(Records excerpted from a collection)
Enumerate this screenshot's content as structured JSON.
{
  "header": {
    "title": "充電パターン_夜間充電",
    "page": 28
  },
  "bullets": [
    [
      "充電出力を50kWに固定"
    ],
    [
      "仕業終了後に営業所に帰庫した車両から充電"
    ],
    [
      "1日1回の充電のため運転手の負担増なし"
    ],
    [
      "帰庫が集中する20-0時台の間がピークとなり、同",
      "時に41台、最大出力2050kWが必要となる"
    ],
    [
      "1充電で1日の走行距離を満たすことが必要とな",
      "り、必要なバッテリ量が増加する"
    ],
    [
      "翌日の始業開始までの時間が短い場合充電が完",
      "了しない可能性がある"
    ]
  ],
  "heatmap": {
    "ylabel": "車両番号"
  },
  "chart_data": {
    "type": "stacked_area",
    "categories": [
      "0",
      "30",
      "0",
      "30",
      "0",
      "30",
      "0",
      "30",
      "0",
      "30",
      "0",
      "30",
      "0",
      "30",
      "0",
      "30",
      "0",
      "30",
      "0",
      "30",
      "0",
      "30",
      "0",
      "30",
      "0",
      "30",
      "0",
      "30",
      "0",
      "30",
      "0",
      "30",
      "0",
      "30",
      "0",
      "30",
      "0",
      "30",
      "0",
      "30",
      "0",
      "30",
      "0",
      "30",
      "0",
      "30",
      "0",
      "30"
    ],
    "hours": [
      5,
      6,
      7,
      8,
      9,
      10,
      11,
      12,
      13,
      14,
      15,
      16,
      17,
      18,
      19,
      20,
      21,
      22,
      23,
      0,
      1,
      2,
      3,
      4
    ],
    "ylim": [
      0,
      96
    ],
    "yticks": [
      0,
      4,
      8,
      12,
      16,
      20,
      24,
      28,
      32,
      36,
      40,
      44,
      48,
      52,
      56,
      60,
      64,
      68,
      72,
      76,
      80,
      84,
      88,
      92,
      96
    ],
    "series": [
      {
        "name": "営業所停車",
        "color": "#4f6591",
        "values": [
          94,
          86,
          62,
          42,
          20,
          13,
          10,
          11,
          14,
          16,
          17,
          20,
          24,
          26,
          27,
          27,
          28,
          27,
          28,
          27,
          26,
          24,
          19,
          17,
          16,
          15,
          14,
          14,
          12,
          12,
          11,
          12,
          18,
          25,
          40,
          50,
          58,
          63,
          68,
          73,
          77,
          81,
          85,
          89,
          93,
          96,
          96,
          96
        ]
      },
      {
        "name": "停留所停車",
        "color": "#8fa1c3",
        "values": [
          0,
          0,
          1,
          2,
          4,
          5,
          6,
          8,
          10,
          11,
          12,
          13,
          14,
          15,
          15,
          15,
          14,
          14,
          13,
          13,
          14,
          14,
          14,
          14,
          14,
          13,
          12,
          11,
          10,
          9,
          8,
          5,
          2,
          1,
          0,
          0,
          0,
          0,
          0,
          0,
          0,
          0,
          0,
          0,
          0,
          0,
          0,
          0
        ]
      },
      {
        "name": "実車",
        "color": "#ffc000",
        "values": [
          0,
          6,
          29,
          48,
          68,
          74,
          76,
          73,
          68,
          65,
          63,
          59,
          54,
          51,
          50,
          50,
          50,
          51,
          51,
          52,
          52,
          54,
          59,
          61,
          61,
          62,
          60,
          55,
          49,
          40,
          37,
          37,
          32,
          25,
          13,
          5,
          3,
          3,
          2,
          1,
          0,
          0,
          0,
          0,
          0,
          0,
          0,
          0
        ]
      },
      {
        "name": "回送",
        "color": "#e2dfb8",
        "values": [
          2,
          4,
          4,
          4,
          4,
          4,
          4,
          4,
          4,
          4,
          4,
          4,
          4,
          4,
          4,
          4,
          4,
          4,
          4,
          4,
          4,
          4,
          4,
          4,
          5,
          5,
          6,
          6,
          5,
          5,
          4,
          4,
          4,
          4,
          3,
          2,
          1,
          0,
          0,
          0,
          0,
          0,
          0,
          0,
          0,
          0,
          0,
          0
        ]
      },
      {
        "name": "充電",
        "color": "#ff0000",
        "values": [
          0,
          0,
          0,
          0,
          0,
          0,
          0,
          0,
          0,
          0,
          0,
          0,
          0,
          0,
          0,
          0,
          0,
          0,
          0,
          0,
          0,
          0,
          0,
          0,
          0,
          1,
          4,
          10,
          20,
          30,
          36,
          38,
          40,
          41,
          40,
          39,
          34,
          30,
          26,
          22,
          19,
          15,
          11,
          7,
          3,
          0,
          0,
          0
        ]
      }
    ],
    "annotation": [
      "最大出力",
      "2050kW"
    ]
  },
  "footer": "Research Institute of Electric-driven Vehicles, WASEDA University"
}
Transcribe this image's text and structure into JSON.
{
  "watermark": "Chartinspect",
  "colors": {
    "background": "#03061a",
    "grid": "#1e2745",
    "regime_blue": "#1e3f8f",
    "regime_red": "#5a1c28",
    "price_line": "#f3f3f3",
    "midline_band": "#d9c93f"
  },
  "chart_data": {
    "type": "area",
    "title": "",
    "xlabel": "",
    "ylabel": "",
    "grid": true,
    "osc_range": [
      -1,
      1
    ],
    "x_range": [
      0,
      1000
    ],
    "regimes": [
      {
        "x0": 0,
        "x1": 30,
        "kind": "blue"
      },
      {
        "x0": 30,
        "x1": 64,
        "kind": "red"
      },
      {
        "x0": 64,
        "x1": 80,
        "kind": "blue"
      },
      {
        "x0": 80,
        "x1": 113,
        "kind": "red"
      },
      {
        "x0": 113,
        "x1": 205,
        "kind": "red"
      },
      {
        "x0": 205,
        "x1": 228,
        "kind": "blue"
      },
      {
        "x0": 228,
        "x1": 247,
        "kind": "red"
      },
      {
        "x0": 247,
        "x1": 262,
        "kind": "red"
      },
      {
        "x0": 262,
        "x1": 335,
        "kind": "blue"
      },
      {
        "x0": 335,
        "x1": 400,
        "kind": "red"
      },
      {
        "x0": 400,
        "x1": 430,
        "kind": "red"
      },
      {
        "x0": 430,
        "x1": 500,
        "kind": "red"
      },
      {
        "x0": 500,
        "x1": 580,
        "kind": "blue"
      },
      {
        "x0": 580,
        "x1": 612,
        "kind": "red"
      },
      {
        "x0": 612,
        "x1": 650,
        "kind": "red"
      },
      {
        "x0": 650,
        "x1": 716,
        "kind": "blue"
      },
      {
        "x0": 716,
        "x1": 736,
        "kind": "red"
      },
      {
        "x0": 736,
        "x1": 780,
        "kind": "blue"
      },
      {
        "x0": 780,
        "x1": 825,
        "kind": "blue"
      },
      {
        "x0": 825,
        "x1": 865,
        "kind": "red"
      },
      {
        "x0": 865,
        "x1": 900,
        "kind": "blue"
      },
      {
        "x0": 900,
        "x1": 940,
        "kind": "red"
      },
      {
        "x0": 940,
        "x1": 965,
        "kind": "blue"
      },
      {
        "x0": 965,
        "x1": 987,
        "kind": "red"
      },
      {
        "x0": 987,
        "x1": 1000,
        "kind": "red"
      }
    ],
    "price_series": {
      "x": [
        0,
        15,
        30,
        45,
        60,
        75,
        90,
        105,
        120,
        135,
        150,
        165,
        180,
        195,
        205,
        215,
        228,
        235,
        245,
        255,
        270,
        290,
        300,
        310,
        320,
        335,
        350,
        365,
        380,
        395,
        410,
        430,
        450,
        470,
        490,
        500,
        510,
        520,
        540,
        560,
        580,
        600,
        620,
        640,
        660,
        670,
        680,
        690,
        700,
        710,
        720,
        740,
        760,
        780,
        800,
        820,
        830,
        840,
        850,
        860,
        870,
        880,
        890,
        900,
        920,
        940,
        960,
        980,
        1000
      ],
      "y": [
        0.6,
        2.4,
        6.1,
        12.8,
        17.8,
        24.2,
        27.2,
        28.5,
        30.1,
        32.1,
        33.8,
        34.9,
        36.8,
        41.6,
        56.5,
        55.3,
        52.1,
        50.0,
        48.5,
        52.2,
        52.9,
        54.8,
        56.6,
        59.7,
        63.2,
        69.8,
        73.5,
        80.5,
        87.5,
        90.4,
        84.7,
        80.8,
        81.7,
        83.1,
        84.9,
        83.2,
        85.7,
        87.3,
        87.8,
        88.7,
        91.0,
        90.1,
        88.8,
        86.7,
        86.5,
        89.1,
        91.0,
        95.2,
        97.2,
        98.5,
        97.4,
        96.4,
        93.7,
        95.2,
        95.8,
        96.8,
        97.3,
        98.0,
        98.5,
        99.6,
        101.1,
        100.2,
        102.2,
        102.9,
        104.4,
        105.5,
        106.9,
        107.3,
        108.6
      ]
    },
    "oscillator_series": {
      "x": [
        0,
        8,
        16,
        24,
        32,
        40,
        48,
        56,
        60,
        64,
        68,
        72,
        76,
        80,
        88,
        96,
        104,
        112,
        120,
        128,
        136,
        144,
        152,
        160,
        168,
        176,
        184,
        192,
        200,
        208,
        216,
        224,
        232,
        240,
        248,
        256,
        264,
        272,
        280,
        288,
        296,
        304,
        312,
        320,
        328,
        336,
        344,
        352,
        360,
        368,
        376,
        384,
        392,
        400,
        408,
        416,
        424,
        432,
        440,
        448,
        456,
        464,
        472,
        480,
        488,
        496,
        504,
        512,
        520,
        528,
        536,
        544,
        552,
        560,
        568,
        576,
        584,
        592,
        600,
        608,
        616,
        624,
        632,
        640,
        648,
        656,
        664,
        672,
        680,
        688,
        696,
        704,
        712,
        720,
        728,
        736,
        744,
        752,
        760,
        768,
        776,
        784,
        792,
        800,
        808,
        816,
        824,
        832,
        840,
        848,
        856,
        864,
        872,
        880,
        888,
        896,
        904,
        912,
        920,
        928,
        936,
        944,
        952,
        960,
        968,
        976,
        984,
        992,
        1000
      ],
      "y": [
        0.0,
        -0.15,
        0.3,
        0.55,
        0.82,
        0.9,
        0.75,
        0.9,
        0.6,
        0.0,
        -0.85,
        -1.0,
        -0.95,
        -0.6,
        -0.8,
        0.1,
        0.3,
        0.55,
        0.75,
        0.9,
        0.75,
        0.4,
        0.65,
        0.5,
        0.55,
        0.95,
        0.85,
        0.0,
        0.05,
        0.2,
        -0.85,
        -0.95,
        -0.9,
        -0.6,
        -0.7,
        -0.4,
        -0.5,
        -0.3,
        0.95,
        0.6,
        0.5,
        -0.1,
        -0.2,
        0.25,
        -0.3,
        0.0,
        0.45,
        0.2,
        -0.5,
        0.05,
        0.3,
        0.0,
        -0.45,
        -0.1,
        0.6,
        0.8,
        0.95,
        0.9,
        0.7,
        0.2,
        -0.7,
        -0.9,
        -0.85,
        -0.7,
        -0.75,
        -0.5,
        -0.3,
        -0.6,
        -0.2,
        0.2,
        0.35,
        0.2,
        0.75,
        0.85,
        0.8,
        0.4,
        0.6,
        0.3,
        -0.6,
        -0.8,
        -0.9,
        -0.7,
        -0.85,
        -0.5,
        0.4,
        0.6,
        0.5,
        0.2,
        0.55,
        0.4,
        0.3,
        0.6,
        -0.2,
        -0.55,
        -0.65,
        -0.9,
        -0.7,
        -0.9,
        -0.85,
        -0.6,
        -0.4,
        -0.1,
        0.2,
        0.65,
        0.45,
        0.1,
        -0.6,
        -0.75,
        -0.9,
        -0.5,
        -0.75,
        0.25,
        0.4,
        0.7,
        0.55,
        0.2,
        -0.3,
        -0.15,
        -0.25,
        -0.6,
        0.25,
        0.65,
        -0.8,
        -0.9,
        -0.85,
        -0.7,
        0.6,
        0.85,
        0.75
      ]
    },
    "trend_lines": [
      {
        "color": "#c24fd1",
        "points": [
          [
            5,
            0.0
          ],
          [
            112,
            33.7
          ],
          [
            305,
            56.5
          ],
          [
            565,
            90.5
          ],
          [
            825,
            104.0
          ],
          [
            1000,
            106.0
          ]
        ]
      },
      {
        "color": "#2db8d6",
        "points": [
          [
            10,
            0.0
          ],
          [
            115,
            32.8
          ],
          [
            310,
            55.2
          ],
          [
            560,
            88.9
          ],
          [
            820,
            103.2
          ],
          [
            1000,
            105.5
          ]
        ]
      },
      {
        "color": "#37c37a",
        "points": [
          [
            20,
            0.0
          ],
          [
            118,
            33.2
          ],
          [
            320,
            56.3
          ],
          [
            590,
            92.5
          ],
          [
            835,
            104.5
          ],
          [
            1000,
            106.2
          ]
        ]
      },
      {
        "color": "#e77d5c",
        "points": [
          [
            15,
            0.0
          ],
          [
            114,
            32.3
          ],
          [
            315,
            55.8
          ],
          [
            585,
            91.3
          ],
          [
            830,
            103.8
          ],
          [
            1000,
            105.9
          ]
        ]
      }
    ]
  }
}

## SET PROBLEM
Write out every line from the entries where "name" appears.

## SOLUTION TO THIS EXERCISE
        "name": "営業所停車",
        "name": "停留所停車",
        "name": "実車",
        "name": "回送",
        "name": "充電",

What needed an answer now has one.